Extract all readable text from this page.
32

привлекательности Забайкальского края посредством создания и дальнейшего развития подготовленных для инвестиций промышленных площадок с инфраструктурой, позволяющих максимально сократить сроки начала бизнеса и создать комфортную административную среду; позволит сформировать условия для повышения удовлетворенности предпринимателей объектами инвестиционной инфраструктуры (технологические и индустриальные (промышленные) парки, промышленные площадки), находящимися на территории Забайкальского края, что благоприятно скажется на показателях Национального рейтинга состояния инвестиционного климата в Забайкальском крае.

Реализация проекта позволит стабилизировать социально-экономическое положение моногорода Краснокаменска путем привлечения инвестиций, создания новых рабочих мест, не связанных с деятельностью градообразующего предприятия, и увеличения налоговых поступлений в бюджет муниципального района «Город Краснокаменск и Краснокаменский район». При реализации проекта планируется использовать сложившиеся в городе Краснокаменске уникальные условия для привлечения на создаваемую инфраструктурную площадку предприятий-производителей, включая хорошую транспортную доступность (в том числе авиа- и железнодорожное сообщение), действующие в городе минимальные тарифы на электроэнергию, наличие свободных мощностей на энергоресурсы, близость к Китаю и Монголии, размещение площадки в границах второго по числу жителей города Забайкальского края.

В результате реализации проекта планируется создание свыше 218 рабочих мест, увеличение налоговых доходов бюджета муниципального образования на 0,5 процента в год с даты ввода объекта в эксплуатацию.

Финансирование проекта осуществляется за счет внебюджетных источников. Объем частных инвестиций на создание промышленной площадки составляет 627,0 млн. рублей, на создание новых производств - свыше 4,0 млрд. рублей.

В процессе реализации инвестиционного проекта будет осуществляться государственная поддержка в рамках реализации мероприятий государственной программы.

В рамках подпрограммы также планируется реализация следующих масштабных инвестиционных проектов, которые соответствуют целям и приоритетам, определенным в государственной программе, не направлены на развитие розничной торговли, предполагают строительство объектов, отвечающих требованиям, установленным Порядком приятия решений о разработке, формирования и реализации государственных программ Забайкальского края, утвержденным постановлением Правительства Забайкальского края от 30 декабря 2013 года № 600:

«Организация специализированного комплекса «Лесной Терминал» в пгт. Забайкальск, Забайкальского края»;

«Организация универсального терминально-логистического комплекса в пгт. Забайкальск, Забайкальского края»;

○ ○ ○ ○

● YOUR GOAL:
Using the records above, copy every line that has the word "создания" in it.

● OUTPUT:
привлекательности Забайкальского края посредством создания и дальнейшего развития подготовленных для инвестиций промышленных площадок с инфраструктурой, позволяющих максимально сократить сроки начала бизнеса и создать комфортную административную среду; позволит сформировать условия для повышения удовлетворенности предпринимателей объектами инвестиционной инфраструктуры (технологические и индустриальные (промышленные) парки, промышленные площадки), находящимися на территории Забайкальского края, что благоприятно скажется на показателях Национального рейтинга состояния инвестиционного климата в Забайкальском крае.
Реализация проекта позволит стабилизировать социально-экономическое положение моногорода Краснокаменска путем привлечения инвестиций, создания новых рабочих мест, не связанных с деятельностью градообразующего предприятия, и увеличения налоговых поступлений в бюджет муниципального района «Город Краснокаменск и Краснокаменский район». При реализации проекта планируется использовать сложившиеся в городе Краснокаменске уникальные условия для привлечения на создаваемую инфраструктурную площадку предприятий-производителей, включая хорошую транспортную доступность (в том числе авиа- и железнодорожное сообщение), действующие в городе минимальные тарифы на электроэнергию, наличие свободных мощностей на энергоресурсы, близость к Китаю и Монголии, размещение площадки в границах второго по числу жителей города Забайкальского края.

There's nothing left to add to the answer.